Items from a figure collection
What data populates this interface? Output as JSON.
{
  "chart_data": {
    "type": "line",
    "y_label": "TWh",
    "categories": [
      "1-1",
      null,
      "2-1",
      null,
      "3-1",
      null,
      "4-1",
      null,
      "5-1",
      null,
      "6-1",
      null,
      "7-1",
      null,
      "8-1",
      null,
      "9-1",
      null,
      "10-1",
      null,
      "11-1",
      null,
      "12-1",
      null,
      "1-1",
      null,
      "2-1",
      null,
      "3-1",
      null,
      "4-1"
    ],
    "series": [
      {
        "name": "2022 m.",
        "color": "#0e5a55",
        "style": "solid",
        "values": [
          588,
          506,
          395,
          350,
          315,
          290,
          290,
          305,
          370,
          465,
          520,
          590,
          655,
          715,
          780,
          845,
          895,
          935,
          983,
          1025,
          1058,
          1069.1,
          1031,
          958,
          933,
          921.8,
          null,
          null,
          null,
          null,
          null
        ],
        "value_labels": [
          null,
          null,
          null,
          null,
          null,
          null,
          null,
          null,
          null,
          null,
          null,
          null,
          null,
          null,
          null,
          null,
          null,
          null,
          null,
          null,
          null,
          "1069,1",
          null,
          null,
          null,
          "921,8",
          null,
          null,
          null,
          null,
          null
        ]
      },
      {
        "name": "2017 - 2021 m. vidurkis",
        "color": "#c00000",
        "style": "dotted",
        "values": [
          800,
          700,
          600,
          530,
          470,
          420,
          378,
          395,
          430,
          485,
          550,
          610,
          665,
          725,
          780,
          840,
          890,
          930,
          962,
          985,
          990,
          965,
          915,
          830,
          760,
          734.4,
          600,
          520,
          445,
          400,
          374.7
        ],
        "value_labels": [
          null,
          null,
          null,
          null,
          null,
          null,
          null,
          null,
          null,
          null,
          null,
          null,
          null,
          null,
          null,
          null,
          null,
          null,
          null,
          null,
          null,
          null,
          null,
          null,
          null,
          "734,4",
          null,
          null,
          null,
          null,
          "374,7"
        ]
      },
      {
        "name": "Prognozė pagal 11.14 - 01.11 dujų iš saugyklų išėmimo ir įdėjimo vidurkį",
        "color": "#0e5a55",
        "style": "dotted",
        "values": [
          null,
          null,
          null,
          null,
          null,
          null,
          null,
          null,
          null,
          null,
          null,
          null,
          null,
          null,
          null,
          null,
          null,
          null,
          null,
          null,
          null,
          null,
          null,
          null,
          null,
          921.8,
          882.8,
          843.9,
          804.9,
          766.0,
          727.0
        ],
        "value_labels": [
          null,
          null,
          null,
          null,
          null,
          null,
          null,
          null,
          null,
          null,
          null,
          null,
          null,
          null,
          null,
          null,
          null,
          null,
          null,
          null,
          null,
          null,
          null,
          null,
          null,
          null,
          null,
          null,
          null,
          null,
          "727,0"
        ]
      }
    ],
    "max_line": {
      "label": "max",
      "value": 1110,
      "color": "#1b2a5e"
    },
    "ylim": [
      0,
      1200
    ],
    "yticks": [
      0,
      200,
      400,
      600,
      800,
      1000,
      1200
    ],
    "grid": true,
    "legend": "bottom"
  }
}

(TASK REQUIREMENTS) From the records above, copy every line that holds the word "color".

(TASK ANSWER)
        "color": "#0e5a55",
        "color": "#c00000",
        "color": "#0e5a55",
      "color": "#1b2a5e"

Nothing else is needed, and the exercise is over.